Things to do:
**1.** Using the school board opinion column, answer these questions:
(a) What share of the cost of educating students from tax-exempt Stanford properties would the proposed agreement have paid?
(b) Which trustee called for eliminating the two-meeting rule in his re-election campaign?
(c) On what day of the week does the board's agenda come out?
**2.** How would the school board opinion column read from "But on today’s" to "to a proposal." if you rewrote that passage with "Wednesday" in place of "Tuesday"?
**3.** Can you continue the opinion column on the Palo Alto school board's two-meeting rule from its last sentence?

Opinion: School board, don’t squelch public input

OPINION

BY DAVE PRICE
Daily Post Editor

My column today might seem too wonky, but please follow along. I’ve got an important point to make.

I think it’s safe to say that the Palo Alto school board and the district as a whole are trying to recover from several years of errors that have diminished the public’s trust.

The errors have been well documented — multimillion-dollar budget mistakes, the decision to allow a sex offender to return to Palo Alto High School and the subsequent coverup, failures to follow the Title IX law, blatant violations of the California Public Records Act and a proposed agreement to accept 30 cents on the dollar for educating students from tax-exempt Stanford properties (an agreement that was scuttled following public criticism).

With that abysmal record, you’d think the school board would be doing everything in its power to re-build public trust and welcoming the advice it gets from our well-informed community.

But on today’s (Sept. 10) school board agenda is a proposal to eliminate the “two meeting rule,” which requires the board to discuss a proposal at one meeting and then vote on it at a second meeting two weeks later. The board can bypass the rule, like if there’s an emergency situation, but this proposal would do away with the rule altogether.

Trustee Ken Dauber called for eliminating the two-meeting rule in his re-election campaign last year, pointing out that it can take a month to move forward with an agenda item. His goal is to have the board operate more efficiently. He called the two-meeting rule the “do everything twice rule.”

Four days warning

Without the two-meeting rule, proposals would surface on Fridays when the board’s agenda comes out and then the vote would take place on Tuesday, four days later. That doesn’t give the public much time to read, digest and respond to a proposal.

Given material:
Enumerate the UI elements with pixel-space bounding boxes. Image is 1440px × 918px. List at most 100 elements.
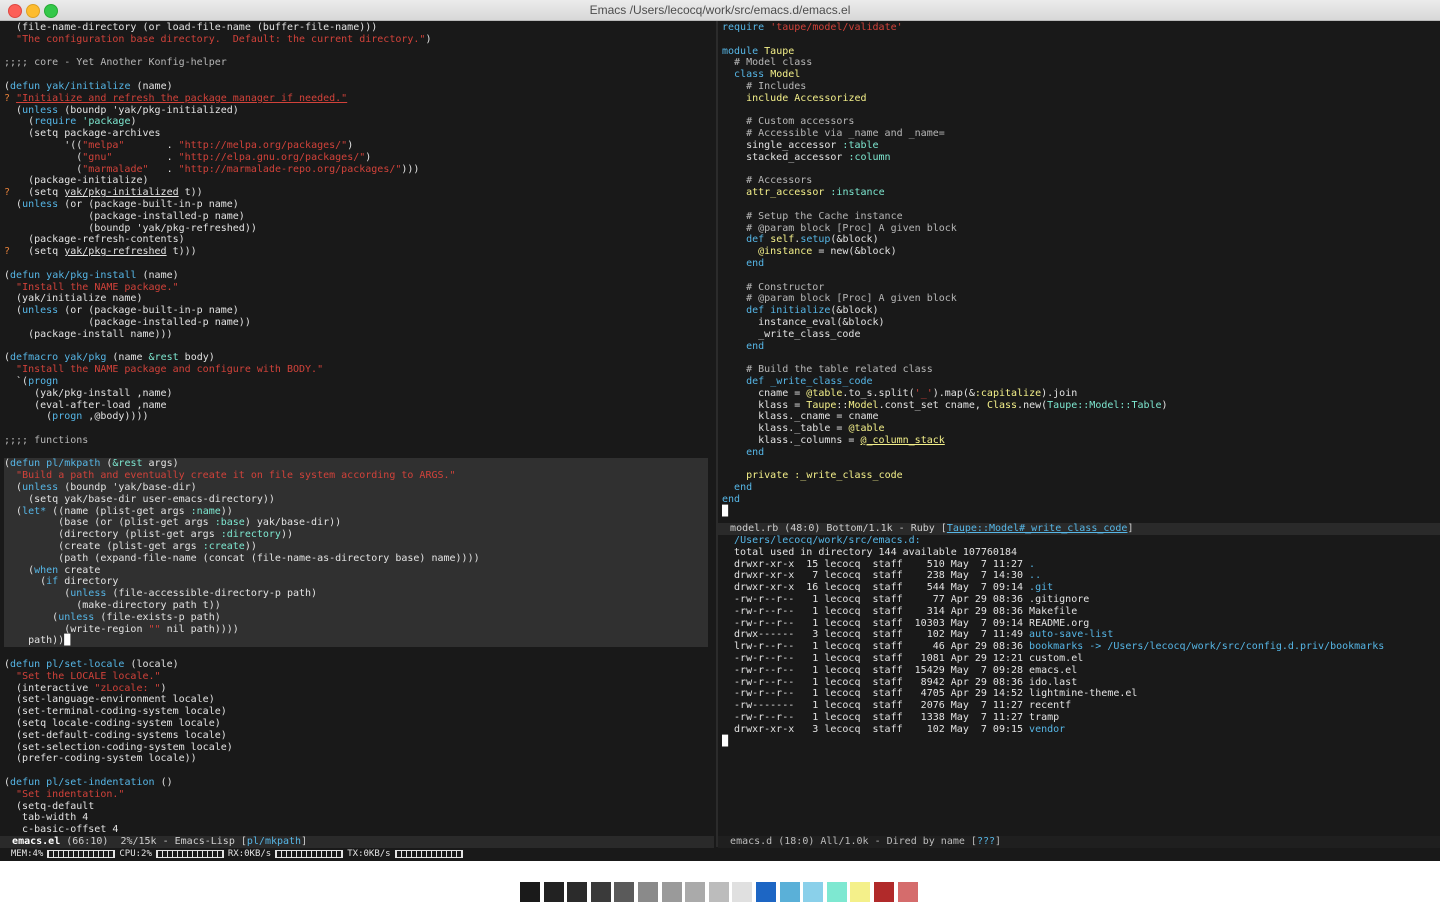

Outputs:
**1.**
(a) 30 cents on the dollar
(b) Ken Dauber
(c) Friday

**2.**
But on today’s (Sept. 10) school board agenda is a proposal to eliminate the “two meeting rule,” which requires the board to discuss a proposal at one meeting and then vote on it at a second meeting two weeks later. The board can bypass the rule, like if there’s an emergency situation, but this proposal would do away with the rule altogether.

Trustee Ken Dauber called for eliminating the two-meeting rule in his re-election campaign last year, pointing out that it can take a month to move forward with an agenda item. His goal is to have the board operate more efficiently. He called the two-meeting rule the “do everything twice rule.”

Four days warning

Without the two-meeting rule, proposals would surface on Fridays when the board’s agenda comes out and then the vote would take place on Wednesday, four days later. That doesn’t give the public much time to read, digest and respond to a proposal.

**3.**
What happens now is that people learn that the board is considering a particular action based on news coverage or parent discussion of the first reading by the board. That gives interested individuals two weeks to contact the board with their opinions and prepare their arguments for the public hearing at the meeting when the final vote takes place.

Between the first and second meetings, the superintendent can improve a proposal based on comments from the public or board. With one reading, that ability to improve a proposal is lost.

Eliminating the two-meeting rule also reduces the trustees’ opportunities to discuss the proposal with one another. The state law regarding government meetings, the Brown Act, prevents trustees from discussing issues with more than one other trustee between meetings. With the two-meeting rule, trustees can discuss the merits of a proposal with all of their colleagues at both meetings. Who knows, maybe one of them will persuade the others to change their vote on a proposal?

Such give-and-take between the trustees is less likely to happen with one meeting.

City Council’s two-meeting rule

The two-meeting rule isn’t unique to the Palo Alto school board. Chapter 2.04.270 (b) of the Palo Alto Municipal Code (see below) requires the Palo Alto City Council to hold two readings of a proposed ordinance, with certain exceptions like emergencies.

For efficiency’s sake, the Municipal Code says that second readings can be placed on the council’s consent calendar, when a number of non-controversial items can be voted upon at the same time. A majority of council members can remove any item from the consent calendar for debate and discussion, which frequently happens.

One advantage of the two-meeting rule is that it makes it more difficult for the superintendent to slip something by the public without a robust discussion. Often administrators don’t want any public debate, preferring a quick approval instead.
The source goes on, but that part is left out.